Directions for this task: Each entry below is to be given again word for word, with no pictures.
----
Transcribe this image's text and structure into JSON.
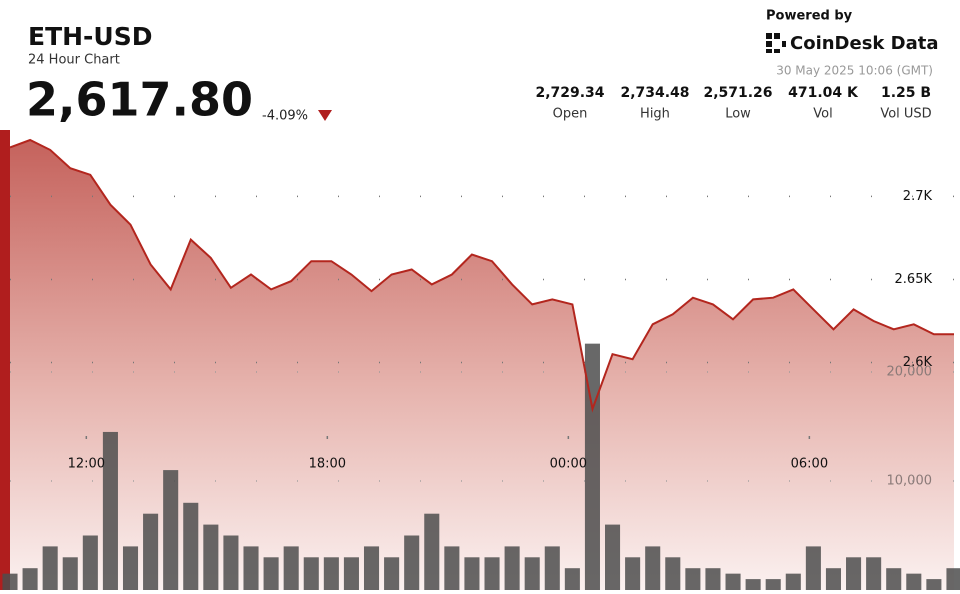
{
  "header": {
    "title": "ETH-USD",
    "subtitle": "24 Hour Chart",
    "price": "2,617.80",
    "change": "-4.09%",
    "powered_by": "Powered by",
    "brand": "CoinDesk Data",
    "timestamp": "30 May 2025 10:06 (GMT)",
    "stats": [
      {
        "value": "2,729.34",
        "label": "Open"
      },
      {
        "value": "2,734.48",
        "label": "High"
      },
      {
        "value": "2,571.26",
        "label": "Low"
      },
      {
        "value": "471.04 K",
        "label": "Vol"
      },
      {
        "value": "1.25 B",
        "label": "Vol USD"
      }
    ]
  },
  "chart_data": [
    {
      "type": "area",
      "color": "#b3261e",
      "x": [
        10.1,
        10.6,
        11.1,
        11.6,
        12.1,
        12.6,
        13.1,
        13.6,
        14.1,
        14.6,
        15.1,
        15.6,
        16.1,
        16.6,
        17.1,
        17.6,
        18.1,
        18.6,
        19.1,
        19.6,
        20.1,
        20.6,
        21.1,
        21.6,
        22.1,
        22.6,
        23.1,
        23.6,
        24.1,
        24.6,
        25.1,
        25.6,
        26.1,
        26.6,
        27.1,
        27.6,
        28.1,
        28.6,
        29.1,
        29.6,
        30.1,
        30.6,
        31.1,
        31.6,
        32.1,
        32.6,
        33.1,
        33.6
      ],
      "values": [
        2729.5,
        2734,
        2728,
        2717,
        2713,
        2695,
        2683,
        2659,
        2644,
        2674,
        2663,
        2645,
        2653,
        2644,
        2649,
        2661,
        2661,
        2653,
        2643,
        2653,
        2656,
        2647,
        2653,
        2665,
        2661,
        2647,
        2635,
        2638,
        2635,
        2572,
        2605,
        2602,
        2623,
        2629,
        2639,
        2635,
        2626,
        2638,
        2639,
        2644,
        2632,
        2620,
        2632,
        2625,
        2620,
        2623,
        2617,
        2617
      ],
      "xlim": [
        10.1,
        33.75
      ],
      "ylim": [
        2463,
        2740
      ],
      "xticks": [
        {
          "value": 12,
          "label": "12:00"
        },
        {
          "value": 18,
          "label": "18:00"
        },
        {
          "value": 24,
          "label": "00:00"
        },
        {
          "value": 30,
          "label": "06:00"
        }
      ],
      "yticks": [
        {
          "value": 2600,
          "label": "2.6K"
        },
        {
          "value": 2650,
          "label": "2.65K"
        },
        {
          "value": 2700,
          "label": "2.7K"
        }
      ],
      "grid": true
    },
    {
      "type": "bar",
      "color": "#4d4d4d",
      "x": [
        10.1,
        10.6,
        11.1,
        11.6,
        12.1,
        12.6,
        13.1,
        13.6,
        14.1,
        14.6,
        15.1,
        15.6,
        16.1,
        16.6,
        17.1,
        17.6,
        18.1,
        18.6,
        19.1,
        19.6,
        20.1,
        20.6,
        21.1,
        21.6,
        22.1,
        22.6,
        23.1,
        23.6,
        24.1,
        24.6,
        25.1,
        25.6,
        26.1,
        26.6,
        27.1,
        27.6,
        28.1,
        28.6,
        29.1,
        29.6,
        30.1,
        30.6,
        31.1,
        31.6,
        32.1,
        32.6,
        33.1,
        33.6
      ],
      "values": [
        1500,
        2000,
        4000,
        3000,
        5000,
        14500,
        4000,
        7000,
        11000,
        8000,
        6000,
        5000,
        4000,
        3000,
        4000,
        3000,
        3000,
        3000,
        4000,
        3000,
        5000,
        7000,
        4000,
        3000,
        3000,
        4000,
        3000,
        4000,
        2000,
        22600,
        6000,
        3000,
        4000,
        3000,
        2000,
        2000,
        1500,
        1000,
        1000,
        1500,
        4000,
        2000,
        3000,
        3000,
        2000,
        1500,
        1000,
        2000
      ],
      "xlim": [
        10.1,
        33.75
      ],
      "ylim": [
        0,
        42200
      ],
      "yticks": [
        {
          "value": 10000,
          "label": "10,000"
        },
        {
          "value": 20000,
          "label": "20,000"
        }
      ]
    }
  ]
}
----
Completed task:
Transcribe this image's text and structure into JSON.
{
  "header": {
    "title": "ETH-USD",
    "subtitle": "24 Hour Chart",
    "price": "2,617.80",
    "change": "-4.09%",
    "powered_by": "Powered by",
    "brand": "CoinDesk Data",
    "timestamp": "30 May 2025 10:06 (GMT)",
    "stats": [
      {
        "value": "2,729.34",
        "label": "Open"
      },
      {
        "value": "2,734.48",
        "label": "High"
      },
      {
        "value": "2,571.26",
        "label": "Low"
      },
      {
        "value": "471.04 K",
        "label": "Vol"
      },
      {
        "value": "1.25 B",
        "label": "Vol USD"
      }
    ]
  },
  "chart_data": [
    {
      "type": "area",
      "color": "#b3261e",
      "x": [
        10.1,
        10.6,
        11.1,
        11.6,
        12.1,
        12.6,
        13.1,
        13.6,
        14.1,
        14.6,
        15.1,
        15.6,
        16.1,
        16.6,
        17.1,
        17.6,
        18.1,
        18.6,
        19.1,
        19.6,
        20.1,
        20.6,
        21.1,
        21.6,
        22.1,
        22.6,
        23.1,
        23.6,
        24.1,
        24.6,
        25.1,
        25.6,
        26.1,
        26.6,
        27.1,
        27.6,
        28.1,
        28.6,
        29.1,
        29.6,
        30.1,
        30.6,
        31.1,
        31.6,
        32.1,
        32.6,
        33.1,
        33.6
      ],
      "values": [
        2729.5,
        2734,
        2728,
        2717,
        2713,
        2695,
        2683,
        2659,
        2644,
        2674,
        2663,
        2645,
        2653,
        2644,
        2649,
        2661,
        2661,
        2653,
        2643,
        2653,
        2656,
        2647,
        2653,
        2665,
        2661,
        2647,
        2635,
        2638,
        2635,
        2572,
        2605,
        2602,
        2623,
        2629,
        2639,
        2635,
        2626,
        2638,
        2639,
        2644,
        2632,
        2620,
        2632,
        2625,
        2620,
        2623,
        2617,
        2617
      ],
      "xlim": [
        10.1,
        33.75
      ],
      "ylim": [
        2463,
        2740
      ],
      "xticks": [
        {
          "value": 12,
          "label": "12:00"
        },
        {
          "value": 18,
          "label": "18:00"
        },
        {
          "value": 24,
          "label": "00:00"
        },
        {
          "value": 30,
          "label": "06:00"
        }
      ],
      "yticks": [
        {
          "value": 2600,
          "label": "2.6K"
        },
        {
          "value": 2650,
          "label": "2.65K"
        },
        {
          "value": 2700,
          "label": "2.7K"
        }
      ],
      "grid": true
    },
    {
      "type": "bar",
      "color": "#4d4d4d",
      "x": [
        10.1,
        10.6,
        11.1,
        11.6,
        12.1,
        12.6,
        13.1,
        13.6,
        14.1,
        14.6,
        15.1,
        15.6,
        16.1,
        16.6,
        17.1,
        17.6,
        18.1,
        18.6,
        19.1,
        19.6,
        20.1,
        20.6,
        21.1,
        21.6,
        22.1,
        22.6,
        23.1,
        23.6,
        24.1,
        24.6,
        25.1,
        25.6,
        26.1,
        26.6,
        27.1,
        27.6,
        28.1,
        28.6,
        29.1,
        29.6,
        30.1,
        30.6,
        31.1,
        31.6,
        32.1,
        32.6,
        33.1,
        33.6
      ],
      "values": [
        1500,
        2000,
        4000,
        3000,
        5000,
        14500,
        4000,
        7000,
        11000,
        8000,
        6000,
        5000,
        4000,
        3000,
        4000,
        3000,
        3000,
        3000,
        4000,
        3000,
        5000,
        7000,
        4000,
        3000,
        3000,
        4000,
        3000,
        4000,
        2000,
        22600,
        6000,
        3000,
        4000,
        3000,
        2000,
        2000,
        1500,
        1000,
        1000,
        1500,
        4000,
        2000,
        3000,
        3000,
        2000,
        1500,
        1000,
        2000
      ],
      "xlim": [
        10.1,
        33.75
      ],
      "ylim": [
        0,
        42200
      ],
      "yticks": [
        {
          "value": 10000,
          "label": "10,000"
        },
        {
          "value": 20000,
          "label": "20,000"
        }
      ]
    }
  ]
}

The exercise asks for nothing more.